**Excerpted records**
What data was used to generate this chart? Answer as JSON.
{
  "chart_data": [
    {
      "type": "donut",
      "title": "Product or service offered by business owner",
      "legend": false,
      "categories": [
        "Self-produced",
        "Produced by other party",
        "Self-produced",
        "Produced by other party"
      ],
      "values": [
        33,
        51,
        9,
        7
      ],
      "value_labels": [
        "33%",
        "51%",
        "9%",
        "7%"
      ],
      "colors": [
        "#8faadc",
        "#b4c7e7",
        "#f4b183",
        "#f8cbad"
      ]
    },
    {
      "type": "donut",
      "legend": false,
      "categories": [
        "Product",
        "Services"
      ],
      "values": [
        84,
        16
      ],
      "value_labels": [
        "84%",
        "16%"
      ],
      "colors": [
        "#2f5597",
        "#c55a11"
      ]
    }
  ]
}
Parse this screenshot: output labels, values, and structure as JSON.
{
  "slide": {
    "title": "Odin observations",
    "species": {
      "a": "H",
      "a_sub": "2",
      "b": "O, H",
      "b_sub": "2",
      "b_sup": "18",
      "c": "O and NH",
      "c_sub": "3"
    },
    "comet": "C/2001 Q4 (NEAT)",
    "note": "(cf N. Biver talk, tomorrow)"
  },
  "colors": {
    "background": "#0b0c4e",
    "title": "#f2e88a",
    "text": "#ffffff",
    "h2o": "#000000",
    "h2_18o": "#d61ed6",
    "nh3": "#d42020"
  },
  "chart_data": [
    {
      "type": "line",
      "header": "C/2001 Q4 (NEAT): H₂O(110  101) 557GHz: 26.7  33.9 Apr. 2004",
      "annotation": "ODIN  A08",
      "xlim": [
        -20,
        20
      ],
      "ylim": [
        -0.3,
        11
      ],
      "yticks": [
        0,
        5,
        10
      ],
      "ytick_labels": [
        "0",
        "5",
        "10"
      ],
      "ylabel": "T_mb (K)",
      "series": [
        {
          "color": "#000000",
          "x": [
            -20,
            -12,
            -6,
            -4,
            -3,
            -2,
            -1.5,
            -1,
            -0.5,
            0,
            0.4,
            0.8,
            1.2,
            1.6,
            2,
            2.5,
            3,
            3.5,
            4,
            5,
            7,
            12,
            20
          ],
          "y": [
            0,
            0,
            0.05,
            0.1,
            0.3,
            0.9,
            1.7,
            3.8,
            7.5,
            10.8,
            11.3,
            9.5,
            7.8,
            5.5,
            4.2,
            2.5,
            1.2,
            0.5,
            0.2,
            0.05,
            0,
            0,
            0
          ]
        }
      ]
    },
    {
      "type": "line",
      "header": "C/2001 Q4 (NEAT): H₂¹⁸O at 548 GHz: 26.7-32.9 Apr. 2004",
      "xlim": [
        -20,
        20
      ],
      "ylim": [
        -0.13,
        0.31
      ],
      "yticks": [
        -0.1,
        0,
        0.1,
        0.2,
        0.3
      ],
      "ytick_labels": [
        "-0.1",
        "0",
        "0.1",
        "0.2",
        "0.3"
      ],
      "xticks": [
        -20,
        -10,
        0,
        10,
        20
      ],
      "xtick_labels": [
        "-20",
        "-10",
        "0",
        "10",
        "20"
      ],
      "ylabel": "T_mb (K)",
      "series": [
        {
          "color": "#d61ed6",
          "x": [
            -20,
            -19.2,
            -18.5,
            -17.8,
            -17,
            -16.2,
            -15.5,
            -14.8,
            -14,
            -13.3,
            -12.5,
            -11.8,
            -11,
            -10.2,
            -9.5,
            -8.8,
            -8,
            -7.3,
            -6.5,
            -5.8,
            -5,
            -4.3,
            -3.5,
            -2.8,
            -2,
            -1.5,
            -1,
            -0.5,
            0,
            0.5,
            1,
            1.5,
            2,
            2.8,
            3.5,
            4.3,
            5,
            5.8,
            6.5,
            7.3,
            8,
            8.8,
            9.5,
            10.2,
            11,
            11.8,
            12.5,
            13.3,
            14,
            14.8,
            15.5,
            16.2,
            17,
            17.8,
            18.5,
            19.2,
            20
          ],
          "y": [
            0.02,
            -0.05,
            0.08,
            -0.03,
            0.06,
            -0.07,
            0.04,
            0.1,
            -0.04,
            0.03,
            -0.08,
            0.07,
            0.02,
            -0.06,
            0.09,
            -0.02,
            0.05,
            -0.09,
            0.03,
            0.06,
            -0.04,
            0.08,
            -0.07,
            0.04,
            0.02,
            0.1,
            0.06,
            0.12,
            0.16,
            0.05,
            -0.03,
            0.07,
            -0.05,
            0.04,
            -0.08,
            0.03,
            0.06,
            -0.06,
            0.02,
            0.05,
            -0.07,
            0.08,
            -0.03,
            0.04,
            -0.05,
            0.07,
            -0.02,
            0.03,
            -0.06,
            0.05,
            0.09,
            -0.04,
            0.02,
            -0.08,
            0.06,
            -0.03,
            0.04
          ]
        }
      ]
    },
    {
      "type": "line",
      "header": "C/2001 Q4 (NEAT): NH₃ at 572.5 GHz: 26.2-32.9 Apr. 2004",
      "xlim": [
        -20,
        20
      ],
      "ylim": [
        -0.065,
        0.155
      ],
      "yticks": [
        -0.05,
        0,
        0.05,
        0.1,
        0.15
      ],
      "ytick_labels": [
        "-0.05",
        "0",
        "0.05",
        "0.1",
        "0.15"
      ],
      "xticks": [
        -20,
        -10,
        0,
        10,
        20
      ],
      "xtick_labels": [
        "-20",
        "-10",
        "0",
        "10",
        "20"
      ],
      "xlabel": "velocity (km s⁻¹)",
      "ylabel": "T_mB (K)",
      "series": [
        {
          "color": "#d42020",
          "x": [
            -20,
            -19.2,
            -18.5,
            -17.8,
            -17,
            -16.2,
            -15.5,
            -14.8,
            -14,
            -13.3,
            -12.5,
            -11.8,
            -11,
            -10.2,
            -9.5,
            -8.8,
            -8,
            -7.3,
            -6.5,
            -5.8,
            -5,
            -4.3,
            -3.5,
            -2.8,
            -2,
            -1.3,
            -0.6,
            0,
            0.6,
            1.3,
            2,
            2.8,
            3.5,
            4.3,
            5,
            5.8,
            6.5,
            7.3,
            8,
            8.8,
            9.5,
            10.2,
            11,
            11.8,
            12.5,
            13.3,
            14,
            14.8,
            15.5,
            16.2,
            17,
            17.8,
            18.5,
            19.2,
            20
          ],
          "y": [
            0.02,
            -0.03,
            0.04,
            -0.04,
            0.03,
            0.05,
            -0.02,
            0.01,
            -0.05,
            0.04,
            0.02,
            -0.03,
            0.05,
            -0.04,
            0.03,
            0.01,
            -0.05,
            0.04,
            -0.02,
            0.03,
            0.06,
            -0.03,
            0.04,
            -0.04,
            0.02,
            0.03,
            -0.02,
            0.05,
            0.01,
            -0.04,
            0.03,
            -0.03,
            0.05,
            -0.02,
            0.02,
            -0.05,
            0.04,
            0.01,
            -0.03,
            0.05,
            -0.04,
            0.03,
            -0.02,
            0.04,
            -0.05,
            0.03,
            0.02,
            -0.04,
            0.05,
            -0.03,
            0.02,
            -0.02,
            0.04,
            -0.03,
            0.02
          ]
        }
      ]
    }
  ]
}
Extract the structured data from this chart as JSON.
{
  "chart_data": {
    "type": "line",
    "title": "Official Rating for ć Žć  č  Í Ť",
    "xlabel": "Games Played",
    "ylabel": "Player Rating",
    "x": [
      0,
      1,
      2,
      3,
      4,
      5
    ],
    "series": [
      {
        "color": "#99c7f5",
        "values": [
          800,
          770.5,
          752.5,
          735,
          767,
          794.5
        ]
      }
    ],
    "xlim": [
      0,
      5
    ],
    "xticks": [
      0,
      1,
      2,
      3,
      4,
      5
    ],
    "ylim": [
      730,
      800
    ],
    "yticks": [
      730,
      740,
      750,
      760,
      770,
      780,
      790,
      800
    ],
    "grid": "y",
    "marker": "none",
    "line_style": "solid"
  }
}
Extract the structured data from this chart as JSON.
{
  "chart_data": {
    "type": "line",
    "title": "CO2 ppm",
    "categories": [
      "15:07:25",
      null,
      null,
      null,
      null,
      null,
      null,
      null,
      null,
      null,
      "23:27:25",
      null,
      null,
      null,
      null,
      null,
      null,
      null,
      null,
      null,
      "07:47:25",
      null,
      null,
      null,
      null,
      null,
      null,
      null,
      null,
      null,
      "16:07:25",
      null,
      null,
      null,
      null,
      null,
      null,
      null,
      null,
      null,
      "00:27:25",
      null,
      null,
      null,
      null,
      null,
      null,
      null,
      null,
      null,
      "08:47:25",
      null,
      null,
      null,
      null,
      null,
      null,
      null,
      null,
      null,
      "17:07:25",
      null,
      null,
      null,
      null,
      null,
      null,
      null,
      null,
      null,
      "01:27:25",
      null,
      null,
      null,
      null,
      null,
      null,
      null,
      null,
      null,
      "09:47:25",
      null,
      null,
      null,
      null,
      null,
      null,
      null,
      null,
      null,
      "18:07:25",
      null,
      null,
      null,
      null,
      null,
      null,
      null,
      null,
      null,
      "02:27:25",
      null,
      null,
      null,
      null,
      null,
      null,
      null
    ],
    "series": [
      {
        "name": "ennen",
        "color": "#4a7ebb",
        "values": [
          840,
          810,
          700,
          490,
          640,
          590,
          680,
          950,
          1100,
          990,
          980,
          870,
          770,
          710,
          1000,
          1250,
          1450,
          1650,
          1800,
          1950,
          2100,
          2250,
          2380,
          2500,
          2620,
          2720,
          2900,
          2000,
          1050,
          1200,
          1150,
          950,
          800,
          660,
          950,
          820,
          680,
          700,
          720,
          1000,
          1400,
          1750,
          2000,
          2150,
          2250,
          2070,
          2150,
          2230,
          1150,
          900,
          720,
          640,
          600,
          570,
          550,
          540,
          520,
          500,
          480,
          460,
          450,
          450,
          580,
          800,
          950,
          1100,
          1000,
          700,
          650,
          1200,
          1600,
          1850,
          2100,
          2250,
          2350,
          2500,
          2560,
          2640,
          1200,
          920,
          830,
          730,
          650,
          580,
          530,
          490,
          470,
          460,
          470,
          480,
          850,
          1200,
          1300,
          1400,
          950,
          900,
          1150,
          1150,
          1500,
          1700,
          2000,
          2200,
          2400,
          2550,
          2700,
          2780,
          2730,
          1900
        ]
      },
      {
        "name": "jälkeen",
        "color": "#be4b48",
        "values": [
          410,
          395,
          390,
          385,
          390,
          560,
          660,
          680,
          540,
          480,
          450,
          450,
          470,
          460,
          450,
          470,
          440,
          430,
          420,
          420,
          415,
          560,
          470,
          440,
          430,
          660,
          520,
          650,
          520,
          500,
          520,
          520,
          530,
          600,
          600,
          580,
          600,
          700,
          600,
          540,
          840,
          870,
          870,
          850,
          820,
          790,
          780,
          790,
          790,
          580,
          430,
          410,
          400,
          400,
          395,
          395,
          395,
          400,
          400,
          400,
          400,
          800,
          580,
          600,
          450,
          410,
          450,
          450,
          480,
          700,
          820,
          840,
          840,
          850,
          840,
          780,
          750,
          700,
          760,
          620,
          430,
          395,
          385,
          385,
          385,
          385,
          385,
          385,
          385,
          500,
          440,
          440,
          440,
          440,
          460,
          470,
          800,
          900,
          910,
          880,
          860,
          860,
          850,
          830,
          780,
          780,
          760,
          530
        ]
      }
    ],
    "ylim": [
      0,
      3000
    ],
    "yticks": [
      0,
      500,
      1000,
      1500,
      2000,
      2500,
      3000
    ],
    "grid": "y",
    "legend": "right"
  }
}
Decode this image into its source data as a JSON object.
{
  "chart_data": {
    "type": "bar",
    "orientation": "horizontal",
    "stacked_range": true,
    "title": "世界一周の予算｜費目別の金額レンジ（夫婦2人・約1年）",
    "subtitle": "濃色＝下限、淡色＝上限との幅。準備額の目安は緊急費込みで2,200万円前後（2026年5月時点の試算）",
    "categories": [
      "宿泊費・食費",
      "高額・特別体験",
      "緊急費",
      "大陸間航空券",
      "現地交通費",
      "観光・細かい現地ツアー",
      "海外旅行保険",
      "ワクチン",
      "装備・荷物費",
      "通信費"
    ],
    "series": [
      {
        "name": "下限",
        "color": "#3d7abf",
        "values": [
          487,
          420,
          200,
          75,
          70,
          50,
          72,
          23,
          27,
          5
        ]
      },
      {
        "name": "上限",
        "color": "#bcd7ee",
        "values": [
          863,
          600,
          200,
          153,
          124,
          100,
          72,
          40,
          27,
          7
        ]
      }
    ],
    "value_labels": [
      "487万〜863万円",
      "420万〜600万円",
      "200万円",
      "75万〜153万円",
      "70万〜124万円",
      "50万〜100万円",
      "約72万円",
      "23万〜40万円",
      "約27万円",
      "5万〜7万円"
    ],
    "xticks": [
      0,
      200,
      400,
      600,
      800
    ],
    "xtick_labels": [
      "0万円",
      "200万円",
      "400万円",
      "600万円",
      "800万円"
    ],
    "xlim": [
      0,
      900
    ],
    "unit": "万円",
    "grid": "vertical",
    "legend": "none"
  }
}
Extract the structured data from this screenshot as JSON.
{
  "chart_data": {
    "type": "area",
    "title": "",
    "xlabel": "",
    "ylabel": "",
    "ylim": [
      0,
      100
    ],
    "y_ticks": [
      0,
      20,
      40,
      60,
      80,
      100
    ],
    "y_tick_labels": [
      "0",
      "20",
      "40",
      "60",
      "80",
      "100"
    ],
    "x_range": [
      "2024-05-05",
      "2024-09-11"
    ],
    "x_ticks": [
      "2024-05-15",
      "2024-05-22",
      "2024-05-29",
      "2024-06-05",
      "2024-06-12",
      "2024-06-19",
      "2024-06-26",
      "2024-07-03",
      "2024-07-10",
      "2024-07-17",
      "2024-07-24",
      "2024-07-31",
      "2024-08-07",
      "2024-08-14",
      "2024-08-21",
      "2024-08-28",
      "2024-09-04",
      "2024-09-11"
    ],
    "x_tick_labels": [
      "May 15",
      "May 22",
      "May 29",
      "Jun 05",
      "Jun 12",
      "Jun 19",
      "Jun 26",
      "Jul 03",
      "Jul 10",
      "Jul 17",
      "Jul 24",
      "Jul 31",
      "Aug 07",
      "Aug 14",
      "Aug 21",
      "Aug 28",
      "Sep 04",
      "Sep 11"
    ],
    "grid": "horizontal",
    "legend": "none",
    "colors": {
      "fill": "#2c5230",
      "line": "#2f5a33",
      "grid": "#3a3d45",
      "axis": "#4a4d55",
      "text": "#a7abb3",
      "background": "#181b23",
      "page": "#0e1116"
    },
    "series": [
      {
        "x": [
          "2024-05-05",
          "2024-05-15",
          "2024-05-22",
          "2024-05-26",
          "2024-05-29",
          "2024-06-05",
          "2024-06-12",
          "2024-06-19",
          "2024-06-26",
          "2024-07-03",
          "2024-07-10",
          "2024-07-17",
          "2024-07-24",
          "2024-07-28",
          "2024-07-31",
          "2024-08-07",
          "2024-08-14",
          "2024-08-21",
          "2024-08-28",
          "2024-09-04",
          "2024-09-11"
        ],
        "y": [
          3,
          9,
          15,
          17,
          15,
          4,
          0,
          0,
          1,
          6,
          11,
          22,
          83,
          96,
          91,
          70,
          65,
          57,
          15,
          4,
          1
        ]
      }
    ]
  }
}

**Problem description**
Extract every line that has the string "legend" in it.

**Result of this task**
      "legend": false,
      "legend": false,
    "legend": "right"
    "legend": "none"
    "legend": "none",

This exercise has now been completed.